Figure record listings
▬▬▬▬▬▬
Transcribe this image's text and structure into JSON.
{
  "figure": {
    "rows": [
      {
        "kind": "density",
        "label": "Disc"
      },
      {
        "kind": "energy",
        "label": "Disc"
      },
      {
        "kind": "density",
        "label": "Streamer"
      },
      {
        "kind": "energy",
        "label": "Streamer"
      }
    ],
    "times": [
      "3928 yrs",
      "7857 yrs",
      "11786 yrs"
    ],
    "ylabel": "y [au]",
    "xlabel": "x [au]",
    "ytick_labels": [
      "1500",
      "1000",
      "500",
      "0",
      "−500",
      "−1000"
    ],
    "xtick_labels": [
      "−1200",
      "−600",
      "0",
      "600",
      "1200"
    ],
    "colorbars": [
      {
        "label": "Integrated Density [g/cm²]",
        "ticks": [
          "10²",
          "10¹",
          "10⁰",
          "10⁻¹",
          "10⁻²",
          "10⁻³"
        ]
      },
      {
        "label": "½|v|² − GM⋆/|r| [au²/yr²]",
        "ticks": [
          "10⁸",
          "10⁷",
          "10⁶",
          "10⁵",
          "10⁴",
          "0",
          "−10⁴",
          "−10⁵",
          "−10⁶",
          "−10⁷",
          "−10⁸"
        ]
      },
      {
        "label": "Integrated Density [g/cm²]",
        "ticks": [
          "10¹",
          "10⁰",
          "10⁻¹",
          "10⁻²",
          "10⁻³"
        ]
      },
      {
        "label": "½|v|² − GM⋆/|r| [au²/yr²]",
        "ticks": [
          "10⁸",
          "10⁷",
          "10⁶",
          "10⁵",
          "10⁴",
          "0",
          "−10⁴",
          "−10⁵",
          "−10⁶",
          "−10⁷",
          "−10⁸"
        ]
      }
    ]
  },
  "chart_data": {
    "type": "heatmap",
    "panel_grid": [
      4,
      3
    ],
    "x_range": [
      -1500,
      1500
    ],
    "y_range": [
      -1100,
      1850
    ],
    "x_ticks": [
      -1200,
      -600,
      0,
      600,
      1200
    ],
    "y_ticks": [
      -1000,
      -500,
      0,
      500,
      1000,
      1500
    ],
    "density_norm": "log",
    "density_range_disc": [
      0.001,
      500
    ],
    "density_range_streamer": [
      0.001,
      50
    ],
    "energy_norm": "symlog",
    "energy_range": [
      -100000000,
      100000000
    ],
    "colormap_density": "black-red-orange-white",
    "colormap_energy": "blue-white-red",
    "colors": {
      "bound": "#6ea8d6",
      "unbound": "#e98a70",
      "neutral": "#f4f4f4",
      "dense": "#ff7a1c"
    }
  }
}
▬▬▬▬▬▬
What is asked => From the listing above, copy every line that includes the word "white".

Full answer =>
    "colormap_density": "black-red-orange-white",
    "colormap_energy": "blue-white-red",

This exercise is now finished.